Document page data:

= Beginning of Section =

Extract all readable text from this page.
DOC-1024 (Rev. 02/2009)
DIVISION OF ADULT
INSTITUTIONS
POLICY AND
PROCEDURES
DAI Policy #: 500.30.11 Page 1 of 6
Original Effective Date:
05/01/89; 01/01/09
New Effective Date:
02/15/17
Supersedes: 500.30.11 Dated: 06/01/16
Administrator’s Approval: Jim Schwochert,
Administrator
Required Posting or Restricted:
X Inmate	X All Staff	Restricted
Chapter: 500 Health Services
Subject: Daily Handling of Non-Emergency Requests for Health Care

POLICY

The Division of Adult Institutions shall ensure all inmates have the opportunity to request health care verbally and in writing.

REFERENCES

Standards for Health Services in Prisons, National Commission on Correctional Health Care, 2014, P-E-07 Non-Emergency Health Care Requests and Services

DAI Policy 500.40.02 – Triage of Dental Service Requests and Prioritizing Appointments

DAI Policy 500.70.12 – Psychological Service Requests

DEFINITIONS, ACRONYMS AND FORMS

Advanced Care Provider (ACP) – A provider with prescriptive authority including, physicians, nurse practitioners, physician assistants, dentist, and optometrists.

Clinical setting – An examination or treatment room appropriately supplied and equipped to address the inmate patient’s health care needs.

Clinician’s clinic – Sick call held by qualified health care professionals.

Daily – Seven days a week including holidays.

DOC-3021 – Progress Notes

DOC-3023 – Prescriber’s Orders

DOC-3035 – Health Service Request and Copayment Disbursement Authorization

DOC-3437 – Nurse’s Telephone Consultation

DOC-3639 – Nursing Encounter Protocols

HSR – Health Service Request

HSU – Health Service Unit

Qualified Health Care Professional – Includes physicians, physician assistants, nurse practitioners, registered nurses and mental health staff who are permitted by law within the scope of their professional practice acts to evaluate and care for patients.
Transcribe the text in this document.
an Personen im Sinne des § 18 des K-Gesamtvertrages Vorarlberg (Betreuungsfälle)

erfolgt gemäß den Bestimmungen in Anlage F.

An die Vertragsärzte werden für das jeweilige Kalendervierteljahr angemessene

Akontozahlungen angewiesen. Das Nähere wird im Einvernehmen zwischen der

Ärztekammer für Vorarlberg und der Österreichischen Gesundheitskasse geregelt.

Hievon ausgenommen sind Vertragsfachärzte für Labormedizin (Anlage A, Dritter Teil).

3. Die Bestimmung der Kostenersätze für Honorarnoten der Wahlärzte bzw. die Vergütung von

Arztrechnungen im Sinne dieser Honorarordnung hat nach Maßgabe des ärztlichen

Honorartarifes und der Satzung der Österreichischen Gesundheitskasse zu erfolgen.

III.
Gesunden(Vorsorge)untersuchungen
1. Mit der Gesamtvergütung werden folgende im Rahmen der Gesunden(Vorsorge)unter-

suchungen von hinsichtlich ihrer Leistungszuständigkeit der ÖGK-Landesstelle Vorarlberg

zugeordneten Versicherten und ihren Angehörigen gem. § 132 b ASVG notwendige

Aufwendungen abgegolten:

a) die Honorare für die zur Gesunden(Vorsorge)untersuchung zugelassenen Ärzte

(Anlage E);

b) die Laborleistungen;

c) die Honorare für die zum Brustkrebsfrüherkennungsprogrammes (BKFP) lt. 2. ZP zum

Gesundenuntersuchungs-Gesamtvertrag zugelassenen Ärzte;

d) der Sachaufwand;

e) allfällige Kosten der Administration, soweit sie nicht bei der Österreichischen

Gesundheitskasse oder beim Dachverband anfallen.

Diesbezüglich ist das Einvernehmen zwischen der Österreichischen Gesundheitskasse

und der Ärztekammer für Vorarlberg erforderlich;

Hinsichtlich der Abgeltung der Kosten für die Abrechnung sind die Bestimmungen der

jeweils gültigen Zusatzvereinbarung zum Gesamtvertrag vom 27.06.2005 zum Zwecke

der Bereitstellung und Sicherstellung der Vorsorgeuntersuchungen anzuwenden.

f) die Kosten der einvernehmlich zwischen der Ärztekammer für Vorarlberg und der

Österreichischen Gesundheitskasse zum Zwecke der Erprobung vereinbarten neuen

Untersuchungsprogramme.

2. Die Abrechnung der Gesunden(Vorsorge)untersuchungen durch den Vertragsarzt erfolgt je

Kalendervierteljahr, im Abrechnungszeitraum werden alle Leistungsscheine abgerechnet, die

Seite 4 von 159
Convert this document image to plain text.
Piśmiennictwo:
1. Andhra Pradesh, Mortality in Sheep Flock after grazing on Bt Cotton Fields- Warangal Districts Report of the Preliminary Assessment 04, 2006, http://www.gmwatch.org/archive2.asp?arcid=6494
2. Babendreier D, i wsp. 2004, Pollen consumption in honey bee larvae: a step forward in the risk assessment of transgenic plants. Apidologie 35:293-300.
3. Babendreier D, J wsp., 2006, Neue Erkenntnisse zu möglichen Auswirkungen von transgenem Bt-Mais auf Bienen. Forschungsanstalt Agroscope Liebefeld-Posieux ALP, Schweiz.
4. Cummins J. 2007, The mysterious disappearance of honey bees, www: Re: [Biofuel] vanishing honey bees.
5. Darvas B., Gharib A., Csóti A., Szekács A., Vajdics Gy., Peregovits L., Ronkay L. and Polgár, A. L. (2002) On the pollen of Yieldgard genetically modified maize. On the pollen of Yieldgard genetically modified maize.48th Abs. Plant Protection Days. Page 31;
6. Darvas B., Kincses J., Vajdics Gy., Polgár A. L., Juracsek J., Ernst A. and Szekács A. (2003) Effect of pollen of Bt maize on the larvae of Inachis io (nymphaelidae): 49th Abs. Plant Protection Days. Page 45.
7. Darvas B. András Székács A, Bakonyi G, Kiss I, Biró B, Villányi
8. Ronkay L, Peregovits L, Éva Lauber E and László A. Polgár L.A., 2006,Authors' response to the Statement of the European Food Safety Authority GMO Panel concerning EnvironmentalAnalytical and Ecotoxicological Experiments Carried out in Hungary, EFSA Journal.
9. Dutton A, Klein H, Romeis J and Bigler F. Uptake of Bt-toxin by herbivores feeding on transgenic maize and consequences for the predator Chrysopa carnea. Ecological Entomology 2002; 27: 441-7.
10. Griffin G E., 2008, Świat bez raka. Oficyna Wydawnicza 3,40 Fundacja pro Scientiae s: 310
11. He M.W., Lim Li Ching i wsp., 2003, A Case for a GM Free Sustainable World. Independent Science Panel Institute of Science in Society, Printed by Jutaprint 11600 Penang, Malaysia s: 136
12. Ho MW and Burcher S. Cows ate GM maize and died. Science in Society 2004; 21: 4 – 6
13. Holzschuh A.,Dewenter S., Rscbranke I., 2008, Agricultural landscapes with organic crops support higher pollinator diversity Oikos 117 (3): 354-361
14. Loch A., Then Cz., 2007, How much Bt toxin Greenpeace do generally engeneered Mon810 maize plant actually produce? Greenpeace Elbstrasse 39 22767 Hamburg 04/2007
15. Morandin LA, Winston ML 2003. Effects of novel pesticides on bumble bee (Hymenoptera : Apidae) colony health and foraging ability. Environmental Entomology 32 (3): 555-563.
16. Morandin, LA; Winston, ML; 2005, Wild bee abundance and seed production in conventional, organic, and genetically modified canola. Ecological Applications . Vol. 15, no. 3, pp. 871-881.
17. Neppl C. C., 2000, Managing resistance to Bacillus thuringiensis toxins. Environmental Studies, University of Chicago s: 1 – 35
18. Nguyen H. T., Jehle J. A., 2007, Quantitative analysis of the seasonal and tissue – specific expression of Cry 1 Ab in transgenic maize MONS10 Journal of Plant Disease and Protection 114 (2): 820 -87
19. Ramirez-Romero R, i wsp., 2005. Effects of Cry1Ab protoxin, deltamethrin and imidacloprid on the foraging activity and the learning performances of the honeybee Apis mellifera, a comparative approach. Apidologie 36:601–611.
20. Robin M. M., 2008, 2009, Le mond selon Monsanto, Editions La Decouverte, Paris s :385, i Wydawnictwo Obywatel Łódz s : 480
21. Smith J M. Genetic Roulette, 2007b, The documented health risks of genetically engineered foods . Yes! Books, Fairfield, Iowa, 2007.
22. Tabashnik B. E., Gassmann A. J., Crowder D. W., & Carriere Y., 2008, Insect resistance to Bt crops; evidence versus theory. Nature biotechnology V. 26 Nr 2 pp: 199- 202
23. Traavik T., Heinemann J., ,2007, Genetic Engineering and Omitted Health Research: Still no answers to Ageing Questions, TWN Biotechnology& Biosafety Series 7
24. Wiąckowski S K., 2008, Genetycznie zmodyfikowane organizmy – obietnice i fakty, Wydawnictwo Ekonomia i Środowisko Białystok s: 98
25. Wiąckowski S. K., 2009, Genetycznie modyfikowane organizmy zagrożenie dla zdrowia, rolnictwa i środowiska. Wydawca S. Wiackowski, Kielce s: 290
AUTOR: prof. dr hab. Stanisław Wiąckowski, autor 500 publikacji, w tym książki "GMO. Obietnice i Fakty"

= End of Section =

## Exercise brief
Among the lines of the preceding data, which ones hold the word "this"? List them.

## Expected output
Extract all readable text from this page.
Transcribe the text in this document.
Convert this document image to plain text.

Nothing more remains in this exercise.